--- start Items ---
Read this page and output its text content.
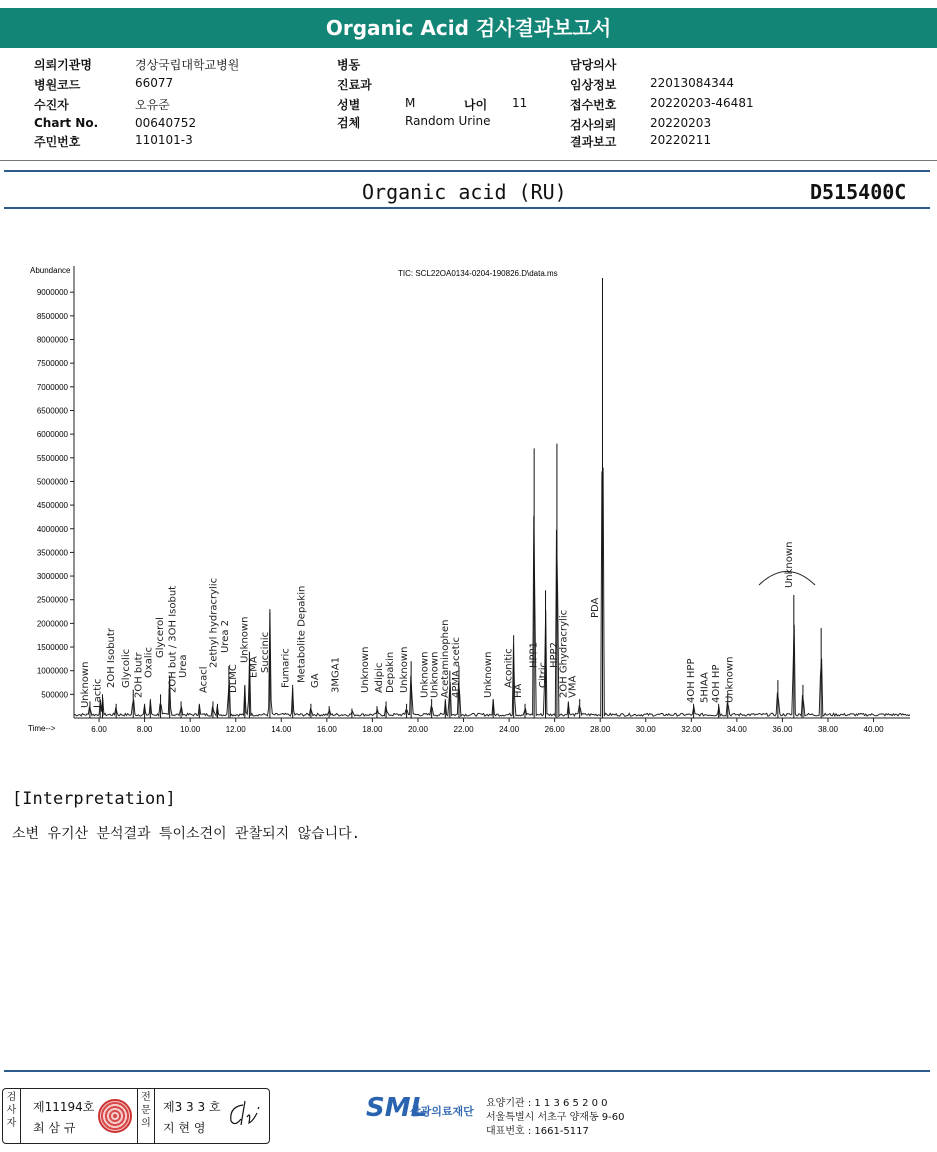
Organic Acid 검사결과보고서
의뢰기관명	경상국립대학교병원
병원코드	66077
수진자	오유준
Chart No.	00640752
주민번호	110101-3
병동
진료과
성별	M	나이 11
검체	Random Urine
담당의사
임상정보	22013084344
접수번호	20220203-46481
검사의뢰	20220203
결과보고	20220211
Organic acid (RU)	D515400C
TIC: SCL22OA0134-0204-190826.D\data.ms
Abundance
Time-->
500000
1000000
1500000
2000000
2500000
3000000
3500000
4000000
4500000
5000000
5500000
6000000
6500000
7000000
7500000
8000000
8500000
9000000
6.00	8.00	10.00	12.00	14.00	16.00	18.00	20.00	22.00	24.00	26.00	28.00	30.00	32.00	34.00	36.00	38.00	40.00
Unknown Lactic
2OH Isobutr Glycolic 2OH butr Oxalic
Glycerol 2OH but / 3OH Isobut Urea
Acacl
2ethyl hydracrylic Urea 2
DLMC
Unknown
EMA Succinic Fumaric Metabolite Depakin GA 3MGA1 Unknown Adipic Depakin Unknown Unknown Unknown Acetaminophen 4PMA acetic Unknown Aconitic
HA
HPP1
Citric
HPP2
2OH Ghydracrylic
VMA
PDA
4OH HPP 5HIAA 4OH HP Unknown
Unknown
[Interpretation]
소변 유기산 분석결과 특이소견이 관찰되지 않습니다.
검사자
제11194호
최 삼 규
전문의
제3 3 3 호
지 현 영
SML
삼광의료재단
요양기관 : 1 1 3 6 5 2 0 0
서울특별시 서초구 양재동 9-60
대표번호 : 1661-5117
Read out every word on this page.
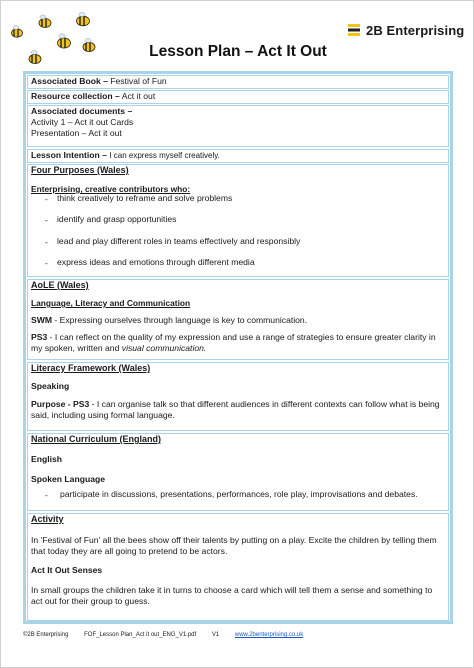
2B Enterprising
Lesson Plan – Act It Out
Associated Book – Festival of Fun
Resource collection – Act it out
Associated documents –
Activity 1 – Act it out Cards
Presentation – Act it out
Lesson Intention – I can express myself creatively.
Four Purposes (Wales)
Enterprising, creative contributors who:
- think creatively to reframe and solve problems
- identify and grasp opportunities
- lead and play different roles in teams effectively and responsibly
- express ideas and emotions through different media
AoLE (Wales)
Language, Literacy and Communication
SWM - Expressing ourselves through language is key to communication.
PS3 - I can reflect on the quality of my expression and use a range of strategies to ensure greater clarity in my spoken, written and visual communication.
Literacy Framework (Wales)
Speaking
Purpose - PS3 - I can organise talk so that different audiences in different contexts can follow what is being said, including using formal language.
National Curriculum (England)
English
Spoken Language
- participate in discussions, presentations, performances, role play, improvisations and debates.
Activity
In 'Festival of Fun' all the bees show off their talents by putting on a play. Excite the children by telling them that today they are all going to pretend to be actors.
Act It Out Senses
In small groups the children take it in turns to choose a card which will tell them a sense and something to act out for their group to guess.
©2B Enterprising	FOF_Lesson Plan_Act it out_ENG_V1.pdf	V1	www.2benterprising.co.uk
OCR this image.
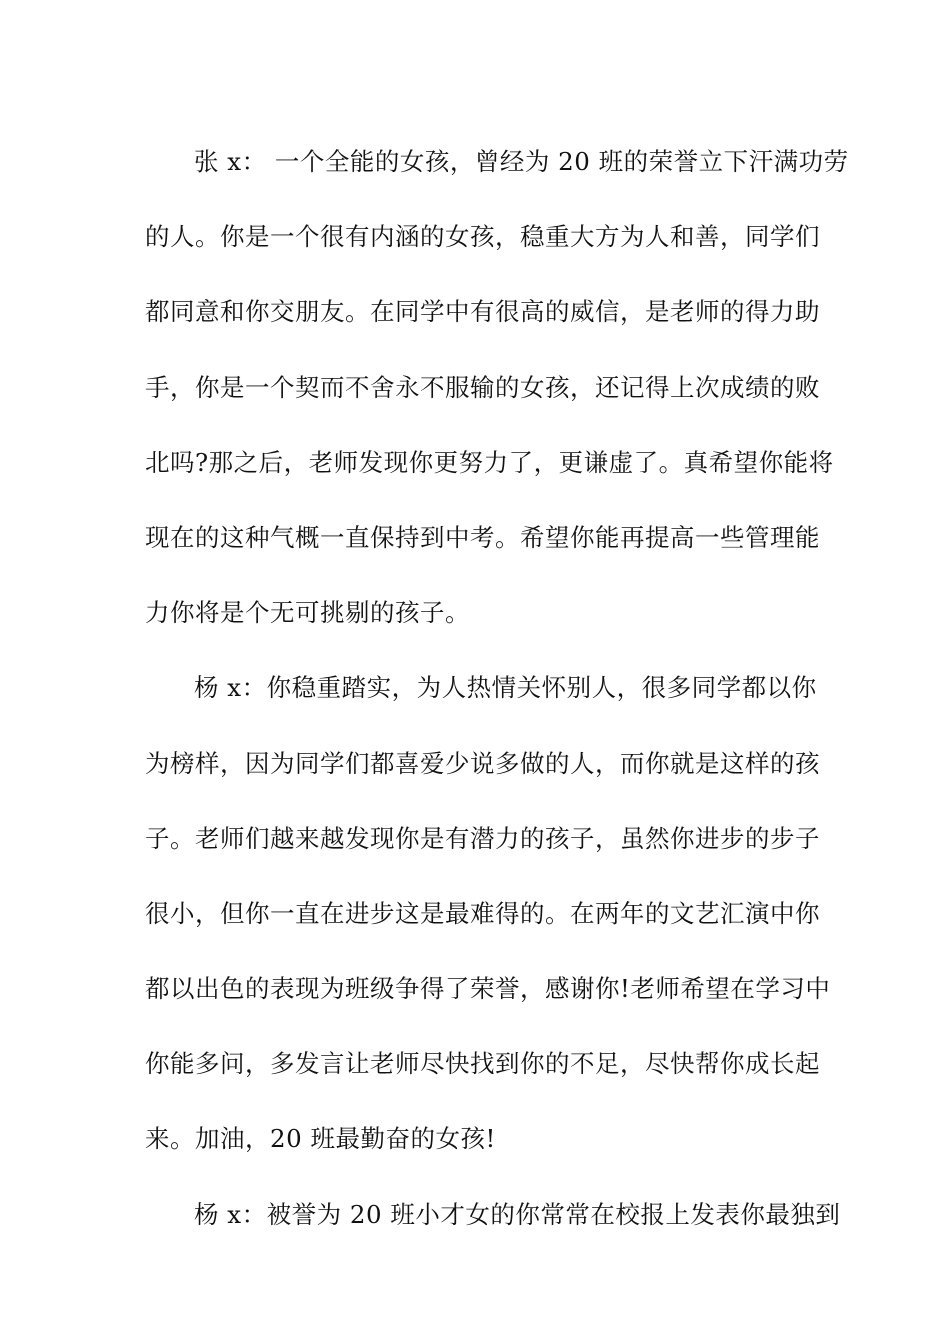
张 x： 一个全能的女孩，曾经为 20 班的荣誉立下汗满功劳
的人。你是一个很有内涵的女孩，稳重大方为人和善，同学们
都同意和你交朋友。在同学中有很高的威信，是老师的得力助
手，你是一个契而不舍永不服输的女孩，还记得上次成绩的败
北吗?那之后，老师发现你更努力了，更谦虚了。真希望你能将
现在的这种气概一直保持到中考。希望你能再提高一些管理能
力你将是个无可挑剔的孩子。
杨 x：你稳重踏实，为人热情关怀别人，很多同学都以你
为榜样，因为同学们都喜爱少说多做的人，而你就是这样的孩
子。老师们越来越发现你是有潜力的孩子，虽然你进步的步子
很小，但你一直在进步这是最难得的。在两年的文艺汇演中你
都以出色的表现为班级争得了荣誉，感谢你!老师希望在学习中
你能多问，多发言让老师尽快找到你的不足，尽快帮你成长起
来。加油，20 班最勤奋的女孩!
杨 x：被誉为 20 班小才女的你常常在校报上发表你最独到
--- end Items ---
● **What the exercise asks**: Count how many lines above contain the word "play". Reply with the number alone.

● **Output for this exercise**: 3